* TASK INSTRUCTIONS:
Go through the listing below and gather every line with the word "индикатор".

[Data entries]
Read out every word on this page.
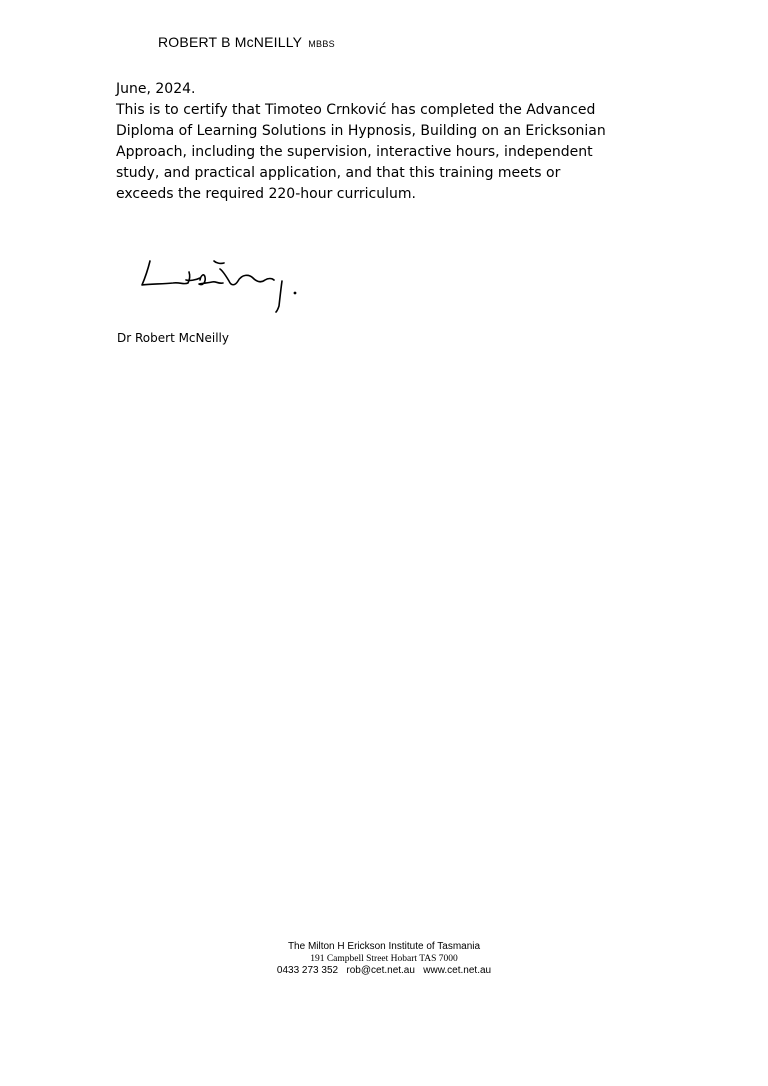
ROBERT B McNEILLY MBBS

June, 2024.

This is to certify that Timoteo Crnković has completed the Advanced

Diploma of Learning Solutions in Hypnosis, Building on an Ericksonian

Approach, including the supervision, interactive hours, independent

study, and practical application, and that this training meets or

exceeds the required 220-hour curriculum.

Dr Robert McNeilly
The Milton H Erickson Institute of Tasmania
191 Campbell Street Hobart TAS 7000
0433 273 352 rob@cet.net.au www.cet.net.au
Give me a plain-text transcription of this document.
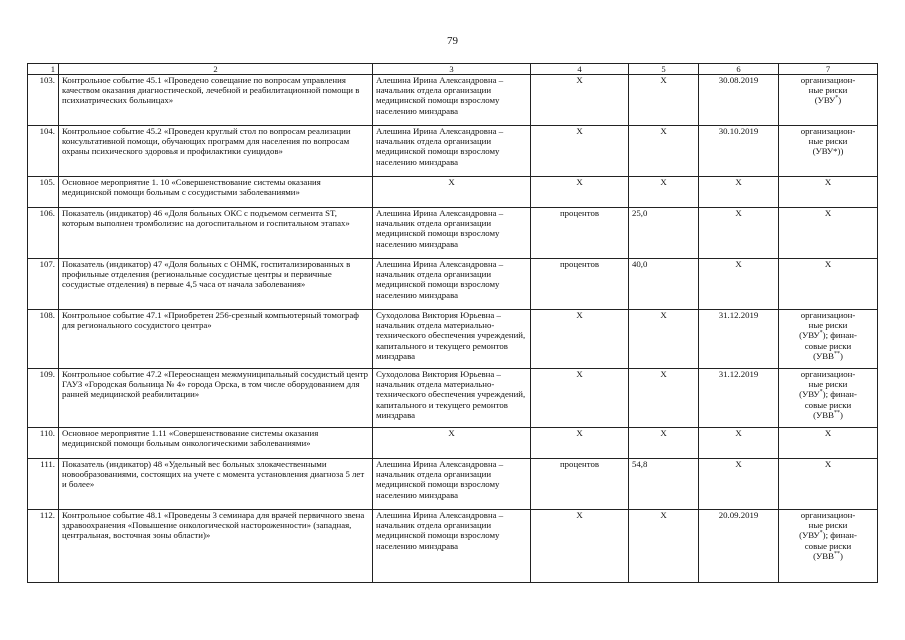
79
1	2	3	4	5	6	7
103.	Контрольное событие 45.1 «Проведено совещание по вопросам управления качеством оказания диагностической, лечебной и реабилитационной помощи в психиатрических больницах»	Алешина Ирина Александровна – начальник отдела организации медицинской помощи взрослому населению минздрава	X	X	30.08.2019	организацион-
ные риски
(УВУ*)

104.	Контрольное событие 45.2 «Проведен круглый стол по вопросам реализации консультативной помощи, обучающих программ для населения по вопросам охраны психического здоровья и профилактики суицидов»	Алешина Ирина Александровна – начальник отдела организации медицинской помощи взрослому населению минздрава	X	X	30.10.2019	организацион-
ные риски
(УВУ*))

105.	Основное мероприятие 1. 10 «Совершенствование системы оказания медицинской помощи больным с сосудистыми заболеваниями»	X	X	X	X	X
106.	Показатель (индикатор) 46 «Доля больных ОКС с подъемом сегмента ST, которым выполнен тромболизис на догоспитальном и госпитальном этапах»	Алешина Ирина Александровна – начальник отдела организации медицинской помощи взрослому населению минздрава	процентов	25,0	X	X
107.	Показатель (индикатор) 47 «Доля больных с ОНМК, госпитализированных в профильные отделения (региональные сосудистые центры и первичные сосудистые отделения) в первые 4,5 часа от начала заболевания»	Алешина Ирина Александровна – начальник отдела организации медицинской помощи взрослому населению минздрава	процентов	40,0	X	X
108.	Контрольное событие 47.1 «Приобретен 256-срезный компьютерный томограф для регионального сосудистого центра»	Суходолова Виктория Юрьевна – начальник отдела материально-технического обеспечения учреждений, капитального и текущего ремонтов минздрава	X	X	31.12.2019	организацион-
ные риски
(УВУ*); финан-
совые риски
(УВВ**)

109.	Контрольное событие 47.2 «Переоснащен межмуниципальный сосудистый центр ГАУЗ «Городская больница № 4» города Орска, в том числе оборудованием для ранней медицинской реабилитации»	Суходолова Виктория Юрьевна – начальник отдела материально-технического обеспечения учреждений, капитального и текущего ремонтов минздрава	X	X	31.12.2019	организацион-
ные риски
(УВУ*); финан-
совые риски
(УВВ**)

110.	Основное мероприятие 1.11 «Совершенствование системы оказания медицинской помощи больным онкологическими заболеваниями»	X	X	X	X	X
111.	Показатель (индикатор) 48 «Удельный вес больных злокачественными новообразованиями, состоящих на учете с момента установления диагноза 5 лет и более»	Алешина Ирина Александровна – начальник отдела организации медицинской помощи взрослому населению минздрава	процентов	54,8	X	X
112.	Контрольное событие 48.1 «Проведены 3 семинара для врачей первичного звена здравоохранения «Повышение онкологической настороженности» (западная, центральная, восточная зоны области)»	Алешина Ирина Александровна – начальник отдела организации медицинской помощи взрослому населению минздрава	X	X	20.09.2019	организацион-
ные риски
(УВУ*); финан-
совые риски
(УВВ**)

* THE COMPLETED TASK:
106.	Показатель (индикатор) 46 «Доля больных ОКС с подъемом сегмента ST, которым выполнен тромболизис на догоспитальном и госпитальном этапах»	Алешина Ирина Александровна – начальник отдела организации медицинской помощи взрослому населению минздрава	процентов	25,0	X	X
107.	Показатель (индикатор) 47 «Доля больных с ОНМК, госпитализированных в профильные отделения (региональные сосудистые центры и первичные сосудистые отделения) в первые 4,5 часа от начала заболевания»	Алешина Ирина Александровна – начальник отдела организации медицинской помощи взрослому населению минздрава	процентов	40,0	X	X
111.	Показатель (индикатор) 48 «Удельный вес больных злокачественными новообразованиями, состоящих на учете с момента установления диагноза 5 лет и более»	Алешина Ирина Александровна – начальник отдела организации медицинской помощи взрослому населению минздрава	процентов	54,8	X	X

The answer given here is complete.